╭─ Dataset content
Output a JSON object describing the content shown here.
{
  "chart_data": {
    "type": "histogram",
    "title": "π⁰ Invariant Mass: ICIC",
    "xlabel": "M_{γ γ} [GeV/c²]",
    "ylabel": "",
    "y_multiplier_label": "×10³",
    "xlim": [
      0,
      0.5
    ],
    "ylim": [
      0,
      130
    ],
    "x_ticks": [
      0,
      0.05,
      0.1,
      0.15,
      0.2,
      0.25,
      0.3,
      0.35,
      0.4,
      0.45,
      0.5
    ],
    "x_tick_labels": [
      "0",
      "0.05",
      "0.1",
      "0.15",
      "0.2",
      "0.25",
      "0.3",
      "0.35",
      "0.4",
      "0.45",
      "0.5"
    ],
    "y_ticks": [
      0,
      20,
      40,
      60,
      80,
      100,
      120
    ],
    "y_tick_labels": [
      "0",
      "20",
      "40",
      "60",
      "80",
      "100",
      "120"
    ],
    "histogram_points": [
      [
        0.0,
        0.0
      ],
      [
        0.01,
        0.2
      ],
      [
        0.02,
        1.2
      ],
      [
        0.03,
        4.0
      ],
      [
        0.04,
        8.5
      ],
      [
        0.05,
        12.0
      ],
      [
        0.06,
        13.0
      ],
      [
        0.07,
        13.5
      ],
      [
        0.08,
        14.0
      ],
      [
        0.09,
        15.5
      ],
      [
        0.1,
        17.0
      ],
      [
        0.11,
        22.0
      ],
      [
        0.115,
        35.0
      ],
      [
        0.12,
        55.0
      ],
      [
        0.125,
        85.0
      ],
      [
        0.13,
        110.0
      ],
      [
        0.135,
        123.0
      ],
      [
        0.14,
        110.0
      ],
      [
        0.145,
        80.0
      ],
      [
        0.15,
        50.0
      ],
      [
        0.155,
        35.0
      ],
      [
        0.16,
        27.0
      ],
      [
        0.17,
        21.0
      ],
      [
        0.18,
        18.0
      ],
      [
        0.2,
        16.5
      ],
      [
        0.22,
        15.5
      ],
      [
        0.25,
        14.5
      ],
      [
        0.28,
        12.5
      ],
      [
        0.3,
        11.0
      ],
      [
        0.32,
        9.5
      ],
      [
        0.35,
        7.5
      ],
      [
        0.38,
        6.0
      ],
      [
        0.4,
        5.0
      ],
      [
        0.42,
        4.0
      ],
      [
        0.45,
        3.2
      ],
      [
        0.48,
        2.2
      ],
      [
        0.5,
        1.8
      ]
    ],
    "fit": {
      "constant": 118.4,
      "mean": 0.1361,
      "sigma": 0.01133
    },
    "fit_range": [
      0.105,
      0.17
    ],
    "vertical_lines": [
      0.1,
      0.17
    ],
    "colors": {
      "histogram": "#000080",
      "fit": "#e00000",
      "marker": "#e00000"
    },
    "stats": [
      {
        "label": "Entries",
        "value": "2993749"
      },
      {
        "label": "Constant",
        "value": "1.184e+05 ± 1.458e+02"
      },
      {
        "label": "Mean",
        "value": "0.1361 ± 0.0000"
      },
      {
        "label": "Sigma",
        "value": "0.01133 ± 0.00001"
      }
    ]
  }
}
╰─
→ **Work to complete**
Reproduce every line of the material above exactly.

→ **Task answer**
Output a JSON object describing the content shown here.
{
  "chart_data": {
    "type": "histogram",
    "title": "π⁰ Invariant Mass: ICIC",
    "xlabel": "M_{γ γ} [GeV/c²]",
    "ylabel": "",
    "y_multiplier_label": "×10³",
    "xlim": [
      0,
      0.5
    ],
    "ylim": [
      0,
      130
    ],
    "x_ticks": [
      0,
      0.05,
      0.1,
      0.15,
      0.2,
      0.25,
      0.3,
      0.35,
      0.4,
      0.45,
      0.5
    ],
    "x_tick_labels": [
      "0",
      "0.05",
      "0.1",
      "0.15",
      "0.2",
      "0.25",
      "0.3",
      "0.35",
      "0.4",
      "0.45",
      "0.5"
    ],
    "y_ticks": [
      0,
      20,
      40,
      60,
      80,
      100,
      120
    ],
    "y_tick_labels": [
      "0",
      "20",
      "40",
      "60",
      "80",
      "100",
      "120"
    ],
    "histogram_points": [
      [
        0.0,
        0.0
      ],
      [
        0.01,
        0.2
      ],
      [
        0.02,
        1.2
      ],
      [
        0.03,
        4.0
      ],
      [
        0.04,
        8.5
      ],
      [
        0.05,
        12.0
      ],
      [
        0.06,
        13.0
      ],
      [
        0.07,
        13.5
      ],
      [
        0.08,
        14.0
      ],
      [
        0.09,
        15.5
      ],
      [
        0.1,
        17.0
      ],
      [
        0.11,
        22.0
      ],
      [
        0.115,
        35.0
      ],
      [
        0.12,
        55.0
      ],
      [
        0.125,
        85.0
      ],
      [
        0.13,
        110.0
      ],
      [
        0.135,
        123.0
      ],
      [
        0.14,
        110.0
      ],
      [
        0.145,
        80.0
      ],
      [
        0.15,
        50.0
      ],
      [
        0.155,
        35.0
      ],
      [
        0.16,
        27.0
      ],
      [
        0.17,
        21.0
      ],
      [
        0.18,
        18.0
      ],
      [
        0.2,
        16.5
      ],
      [
        0.22,
        15.5
      ],
      [
        0.25,
        14.5
      ],
      [
        0.28,
        12.5
      ],
      [
        0.3,
        11.0
      ],
      [
        0.32,
        9.5
      ],
      [
        0.35,
        7.5
      ],
      [
        0.38,
        6.0
      ],
      [
        0.4,
        5.0
      ],
      [
        0.42,
        4.0
      ],
      [
        0.45,
        3.2
      ],
      [
        0.48,
        2.2
      ],
      [
        0.5,
        1.8
      ]
    ],
    "fit": {
      "constant": 118.4,
      "mean": 0.1361,
      "sigma": 0.01133
    },
    "fit_range": [
      0.105,
      0.17
    ],
    "vertical_lines": [
      0.1,
      0.17
    ],
    "colors": {
      "histogram": "#000080",
      "fit": "#e00000",
      "marker": "#e00000"
    },
    "stats": [
      {
        "label": "Entries",
        "value": "2993749"
      },
      {
        "label": "Constant",
        "value": "1.184e+05 ± 1.458e+02"
      },
      {
        "label": "Mean",
        "value": "0.1361 ± 0.0000"
      },
      {
        "label": "Sigma",
        "value": "0.01133 ± 0.00001"
      }
    ]
  }
}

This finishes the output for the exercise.